Chinese cabbage 白菜:Chinese cabbage is named “BAI CAI” in Chinese. BAI CAI has the similar sound with BAI CAI which means numerous wealth. The locust on the cabbage means continuous reproduction in an endless succession. Chinese people place a Chinese cabbage in their houses to bring good luck and huge wealth.
Jin Chan 金蟾:
The Jin Chan in Chinese: 金蟾; pinyin: jīn chán; means “Money Toad” or “Money Frog”. It represents a popular Feng Shui charm for prosperity. According to Feng Shui beliefs, Jin Chan helps attract and protect wealth, and guards against bad luck because it symbolizes the flow of money. It is said that this creature will appear during the full moon, near houses or businesses that will soon receive good news. Perhaps the most interesting aspect about the The Jin Chan is their association with bad luck in finances it symbolizes protection and turning bad luck that causes money problems into good luck. The money frog is believed to help people end troubling bills, poor financial habits like overspending, and difficulty attracting money. According to one Chinese legend, the Jin Chan was the greedy wife of one of the Eight Immortals, who was transformed into a toad as punishment for stealing the Elixir of Immortality. The Jin Chu is usually represented as a bullfrog with red eyes, flared nostrils and only one hind leg (for a total of three legs), sitting on a pile of traditional Chinese cash, with a coin in its mouth.
------------
In the text on Chinese cabbage and the Jin Chan, what does the locust on the cabbage mean?
------------
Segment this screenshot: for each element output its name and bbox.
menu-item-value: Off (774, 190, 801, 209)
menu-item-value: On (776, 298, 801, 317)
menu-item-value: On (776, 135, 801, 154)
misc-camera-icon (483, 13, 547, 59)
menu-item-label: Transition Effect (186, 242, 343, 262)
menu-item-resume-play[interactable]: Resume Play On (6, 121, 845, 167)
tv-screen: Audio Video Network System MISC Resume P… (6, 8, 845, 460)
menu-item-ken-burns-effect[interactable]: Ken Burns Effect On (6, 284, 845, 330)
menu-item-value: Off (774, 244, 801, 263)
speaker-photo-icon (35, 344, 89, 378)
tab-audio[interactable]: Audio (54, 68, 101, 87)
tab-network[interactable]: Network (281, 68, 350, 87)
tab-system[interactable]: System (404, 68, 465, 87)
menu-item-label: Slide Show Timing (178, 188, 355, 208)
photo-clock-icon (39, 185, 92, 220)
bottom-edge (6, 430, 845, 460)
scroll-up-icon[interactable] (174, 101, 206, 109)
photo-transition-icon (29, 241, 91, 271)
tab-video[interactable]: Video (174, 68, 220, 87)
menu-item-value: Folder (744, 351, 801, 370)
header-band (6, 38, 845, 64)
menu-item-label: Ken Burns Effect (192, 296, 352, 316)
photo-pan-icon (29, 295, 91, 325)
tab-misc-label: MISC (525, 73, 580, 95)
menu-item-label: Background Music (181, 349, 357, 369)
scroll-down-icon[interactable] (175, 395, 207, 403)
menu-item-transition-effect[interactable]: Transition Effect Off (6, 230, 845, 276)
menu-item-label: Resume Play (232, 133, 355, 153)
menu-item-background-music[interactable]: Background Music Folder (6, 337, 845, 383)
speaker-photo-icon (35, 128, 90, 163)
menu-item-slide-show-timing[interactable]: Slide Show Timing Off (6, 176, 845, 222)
------------
SOLUTION:
Continuous reproduction in an endless succession.